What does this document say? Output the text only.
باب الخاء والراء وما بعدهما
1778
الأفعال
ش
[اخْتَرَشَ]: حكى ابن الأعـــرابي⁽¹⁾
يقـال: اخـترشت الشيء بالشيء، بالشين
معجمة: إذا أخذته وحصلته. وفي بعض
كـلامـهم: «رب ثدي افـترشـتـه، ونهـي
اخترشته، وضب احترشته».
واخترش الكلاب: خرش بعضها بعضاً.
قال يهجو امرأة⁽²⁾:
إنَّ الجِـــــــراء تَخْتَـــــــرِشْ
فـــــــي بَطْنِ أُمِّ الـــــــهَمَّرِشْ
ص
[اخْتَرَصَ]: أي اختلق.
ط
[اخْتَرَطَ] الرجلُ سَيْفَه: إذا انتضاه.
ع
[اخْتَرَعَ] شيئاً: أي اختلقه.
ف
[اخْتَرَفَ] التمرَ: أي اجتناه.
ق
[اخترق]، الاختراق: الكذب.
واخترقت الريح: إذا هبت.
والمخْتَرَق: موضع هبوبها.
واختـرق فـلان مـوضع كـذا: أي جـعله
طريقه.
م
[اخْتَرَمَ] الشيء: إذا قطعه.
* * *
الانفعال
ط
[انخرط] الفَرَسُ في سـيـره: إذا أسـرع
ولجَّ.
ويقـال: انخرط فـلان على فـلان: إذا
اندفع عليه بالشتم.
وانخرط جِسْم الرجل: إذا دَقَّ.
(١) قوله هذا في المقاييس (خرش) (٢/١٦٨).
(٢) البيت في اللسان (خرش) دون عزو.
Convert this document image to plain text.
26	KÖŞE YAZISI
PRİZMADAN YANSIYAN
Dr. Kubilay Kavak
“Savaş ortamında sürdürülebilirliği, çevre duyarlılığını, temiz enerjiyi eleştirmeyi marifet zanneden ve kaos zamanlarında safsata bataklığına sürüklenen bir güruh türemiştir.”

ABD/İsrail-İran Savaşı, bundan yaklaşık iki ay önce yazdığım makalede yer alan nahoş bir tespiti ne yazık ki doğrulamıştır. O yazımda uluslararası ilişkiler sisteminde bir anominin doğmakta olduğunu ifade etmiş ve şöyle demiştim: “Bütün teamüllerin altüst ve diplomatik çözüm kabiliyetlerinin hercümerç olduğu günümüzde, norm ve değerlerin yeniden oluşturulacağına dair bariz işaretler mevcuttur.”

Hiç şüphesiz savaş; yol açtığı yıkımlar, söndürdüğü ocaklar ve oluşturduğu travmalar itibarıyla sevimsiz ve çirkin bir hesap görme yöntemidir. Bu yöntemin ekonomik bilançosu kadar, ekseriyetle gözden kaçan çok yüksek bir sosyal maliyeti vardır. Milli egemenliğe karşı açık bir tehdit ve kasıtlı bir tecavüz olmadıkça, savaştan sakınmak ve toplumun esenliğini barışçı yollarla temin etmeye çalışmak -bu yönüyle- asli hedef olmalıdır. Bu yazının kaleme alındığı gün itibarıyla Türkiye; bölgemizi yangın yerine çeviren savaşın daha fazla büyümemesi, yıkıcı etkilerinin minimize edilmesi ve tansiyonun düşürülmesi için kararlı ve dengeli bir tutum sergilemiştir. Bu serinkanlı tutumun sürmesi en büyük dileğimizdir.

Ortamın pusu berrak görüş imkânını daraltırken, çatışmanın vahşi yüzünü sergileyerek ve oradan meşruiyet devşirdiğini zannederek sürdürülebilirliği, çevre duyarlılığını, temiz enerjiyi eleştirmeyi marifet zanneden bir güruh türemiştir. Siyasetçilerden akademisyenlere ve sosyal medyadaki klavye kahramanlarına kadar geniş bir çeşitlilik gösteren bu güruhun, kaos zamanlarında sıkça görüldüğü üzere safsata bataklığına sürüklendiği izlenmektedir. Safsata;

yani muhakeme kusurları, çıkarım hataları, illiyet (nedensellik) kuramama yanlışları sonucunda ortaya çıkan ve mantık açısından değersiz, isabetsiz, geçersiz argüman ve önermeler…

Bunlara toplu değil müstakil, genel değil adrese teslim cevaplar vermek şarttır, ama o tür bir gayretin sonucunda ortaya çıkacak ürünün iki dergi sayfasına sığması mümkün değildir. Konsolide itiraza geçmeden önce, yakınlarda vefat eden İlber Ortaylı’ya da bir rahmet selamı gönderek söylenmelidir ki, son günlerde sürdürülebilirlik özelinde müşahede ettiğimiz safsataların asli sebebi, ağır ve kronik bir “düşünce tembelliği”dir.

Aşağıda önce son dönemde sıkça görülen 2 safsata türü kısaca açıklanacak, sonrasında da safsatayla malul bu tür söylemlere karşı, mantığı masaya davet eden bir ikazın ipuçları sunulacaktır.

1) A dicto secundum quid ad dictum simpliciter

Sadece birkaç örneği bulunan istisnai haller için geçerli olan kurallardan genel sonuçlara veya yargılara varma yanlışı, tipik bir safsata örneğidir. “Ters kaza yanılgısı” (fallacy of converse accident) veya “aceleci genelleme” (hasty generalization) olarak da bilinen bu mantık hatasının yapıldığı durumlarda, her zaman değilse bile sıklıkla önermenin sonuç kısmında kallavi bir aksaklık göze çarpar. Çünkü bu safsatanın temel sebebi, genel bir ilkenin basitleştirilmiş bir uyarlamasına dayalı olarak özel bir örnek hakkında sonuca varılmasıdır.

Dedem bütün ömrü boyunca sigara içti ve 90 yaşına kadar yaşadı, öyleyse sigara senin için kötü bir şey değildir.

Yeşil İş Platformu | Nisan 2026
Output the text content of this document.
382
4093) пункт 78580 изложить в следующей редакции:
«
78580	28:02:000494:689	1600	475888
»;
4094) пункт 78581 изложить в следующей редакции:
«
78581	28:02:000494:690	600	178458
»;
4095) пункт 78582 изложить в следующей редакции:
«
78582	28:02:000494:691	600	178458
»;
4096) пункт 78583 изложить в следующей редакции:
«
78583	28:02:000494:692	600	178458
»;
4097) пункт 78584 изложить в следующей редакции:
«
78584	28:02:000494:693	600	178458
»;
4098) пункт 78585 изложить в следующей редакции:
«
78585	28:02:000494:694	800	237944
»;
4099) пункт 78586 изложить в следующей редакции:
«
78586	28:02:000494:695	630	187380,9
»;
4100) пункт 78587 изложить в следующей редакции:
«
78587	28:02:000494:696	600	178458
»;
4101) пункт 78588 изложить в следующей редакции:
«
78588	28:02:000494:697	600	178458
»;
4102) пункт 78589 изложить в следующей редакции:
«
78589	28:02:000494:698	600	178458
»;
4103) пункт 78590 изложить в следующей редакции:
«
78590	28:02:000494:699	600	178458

==========

▸ **SET EXERCISE**
Every entry should be output exactly as written, please.

▸ **WRITTEN RESPONSE**
What does this document say? Output the text only.
باب الخاء والراء وما بعدهما
1778
الأفعال
ش
[اخْتَرَشَ]: حكى ابن الأعـــرابي⁽¹⁾
يقـال: اخـترشت الشيء بالشيء، بالشين
معجمة: إذا أخذته وحصلته. وفي بعض
كـلامـهم: «رب ثدي افـترشـتـه، ونهـي
اخترشته، وضب احترشته».
واخترش الكلاب: خرش بعضها بعضاً.
قال يهجو امرأة⁽²⁾:
إنَّ الجِـــــــراء تَخْتَـــــــرِشْ
فـــــــي بَطْنِ أُمِّ الـــــــهَمَّرِشْ
ص
[اخْتَرَصَ]: أي اختلق.
ط
[اخْتَرَطَ] الرجلُ سَيْفَه: إذا انتضاه.
ع
[اخْتَرَعَ] شيئاً: أي اختلقه.
ف
[اخْتَرَفَ] التمرَ: أي اجتناه.
ق
[اخترق]، الاختراق: الكذب.
واخترقت الريح: إذا هبت.
والمخْتَرَق: موضع هبوبها.
واختـرق فـلان مـوضع كـذا: أي جـعله
طريقه.
م
[اخْتَرَمَ] الشيء: إذا قطعه.
* * *
الانفعال
ط
[انخرط] الفَرَسُ في سـيـره: إذا أسـرع
ولجَّ.
ويقـال: انخرط فـلان على فـلان: إذا
اندفع عليه بالشتم.
وانخرط جِسْم الرجل: إذا دَقَّ.
(١) قوله هذا في المقاييس (خرش) (٢/١٦٨).
(٢) البيت في اللسان (خرش) دون عزو.
Convert this document image to plain text.
26	KÖŞE YAZISI
PRİZMADAN YANSIYAN
Dr. Kubilay Kavak
“Savaş ortamında sürdürülebilirliği, çevre duyarlılığını, temiz enerjiyi eleştirmeyi marifet zanneden ve kaos zamanlarında safsata bataklığına sürüklenen bir güruh türemiştir.”

ABD/İsrail-İran Savaşı, bundan yaklaşık iki ay önce yazdığım makalede yer alan nahoş bir tespiti ne yazık ki doğrulamıştır. O yazımda uluslararası ilişkiler sisteminde bir anominin doğmakta olduğunu ifade etmiş ve şöyle demiştim: “Bütün teamüllerin altüst ve diplomatik çözüm kabiliyetlerinin hercümerç olduğu günümüzde, norm ve değerlerin yeniden oluşturulacağına dair bariz işaretler mevcuttur.”

Hiç şüphesiz savaş; yol açtığı yıkımlar, söndürdüğü ocaklar ve oluşturduğu travmalar itibarıyla sevimsiz ve çirkin bir hesap görme yöntemidir. Bu yöntemin ekonomik bilançosu kadar, ekseriyetle gözden kaçan çok yüksek bir sosyal maliyeti vardır. Milli egemenliğe karşı açık bir tehdit ve kasıtlı bir tecavüz olmadıkça, savaştan sakınmak ve toplumun esenliğini barışçı yollarla temin etmeye çalışmak -bu yönüyle- asli hedef olmalıdır. Bu yazının kaleme alındığı gün itibarıyla Türkiye; bölgemizi yangın yerine çeviren savaşın daha fazla büyümemesi, yıkıcı etkilerinin minimize edilmesi ve tansiyonun düşürülmesi için kararlı ve dengeli bir tutum sergilemiştir. Bu serinkanlı tutumun sürmesi en büyük dileğimizdir.

Ortamın pusu berrak görüş imkânını daraltırken, çatışmanın vahşi yüzünü sergileyerek ve oradan meşruiyet devşirdiğini zannederek sürdürülebilirliği, çevre duyarlılığını, temiz enerjiyi eleştirmeyi marifet zanneden bir güruh türemiştir. Siyasetçilerden akademisyenlere ve sosyal medyadaki klavye kahramanlarına kadar geniş bir çeşitlilik gösteren bu güruhun, kaos zamanlarında sıkça görüldüğü üzere safsata bataklığına sürüklendiği izlenmektedir. Safsata;

yani muhakeme kusurları, çıkarım hataları, illiyet (nedensellik) kuramama yanlışları sonucunda ortaya çıkan ve mantık açısından değersiz, isabetsiz, geçersiz argüman ve önermeler…

Bunlara toplu değil müstakil, genel değil adrese teslim cevaplar vermek şarttır, ama o tür bir gayretin sonucunda ortaya çıkacak ürünün iki dergi sayfasına sığması mümkün değildir. Konsolide itiraza geçmeden önce, yakınlarda vefat eden İlber Ortaylı’ya da bir rahmet selamı gönderek söylenmelidir ki, son günlerde sürdürülebilirlik özelinde müşahede ettiğimiz safsataların asli sebebi, ağır ve kronik bir “düşünce tembelliği”dir.

Aşağıda önce son dönemde sıkça görülen 2 safsata türü kısaca açıklanacak, sonrasında da safsatayla malul bu tür söylemlere karşı, mantığı masaya davet eden bir ikazın ipuçları sunulacaktır.

1) A dicto secundum quid ad dictum simpliciter

Sadece birkaç örneği bulunan istisnai haller için geçerli olan kurallardan genel sonuçlara veya yargılara varma yanlışı, tipik bir safsata örneğidir. “Ters kaza yanılgısı” (fallacy of converse accident) veya “aceleci genelleme” (hasty generalization) olarak da bilinen bu mantık hatasının yapıldığı durumlarda, her zaman değilse bile sıklıkla önermenin sonuç kısmında kallavi bir aksaklık göze çarpar. Çünkü bu safsatanın temel sebebi, genel bir ilkenin basitleştirilmiş bir uyarlamasına dayalı olarak özel bir örnek hakkında sonuca varılmasıdır.

Dedem bütün ömrü boyunca sigara içti ve 90 yaşına kadar yaşadı, öyleyse sigara senin için kötü bir şey değildir.

Yeşil İş Platformu | Nisan 2026
Output the text content of this document.
382
4093) пункт 78580 изложить в следующей редакции:
«
78580	28:02:000494:689	1600	475888
»;
4094) пункт 78581 изложить в следующей редакции:
«
78581	28:02:000494:690	600	178458
»;
4095) пункт 78582 изложить в следующей редакции:
«
78582	28:02:000494:691	600	178458
»;
4096) пункт 78583 изложить в следующей редакции:
«
78583	28:02:000494:692	600	178458
»;
4097) пункт 78584 изложить в следующей редакции:
«
78584	28:02:000494:693	600	178458
»;
4098) пункт 78585 изложить в следующей редакции:
«
78585	28:02:000494:694	800	237944
»;
4099) пункт 78586 изложить в следующей редакции:
«
78586	28:02:000494:695	630	187380,9
»;
4100) пункт 78587 изложить в следующей редакции:
«
78587	28:02:000494:696	600	178458
»;
4101) пункт 78588 изложить в следующей редакции:
«
78588	28:02:000494:697	600	178458
»;
4102) пункт 78589 изложить в следующей редакции:
«
78589	28:02:000494:698	600	178458
»;
4103) пункт 78590 изложить в следующей редакции:
«
78590	28:02:000494:699	600	178458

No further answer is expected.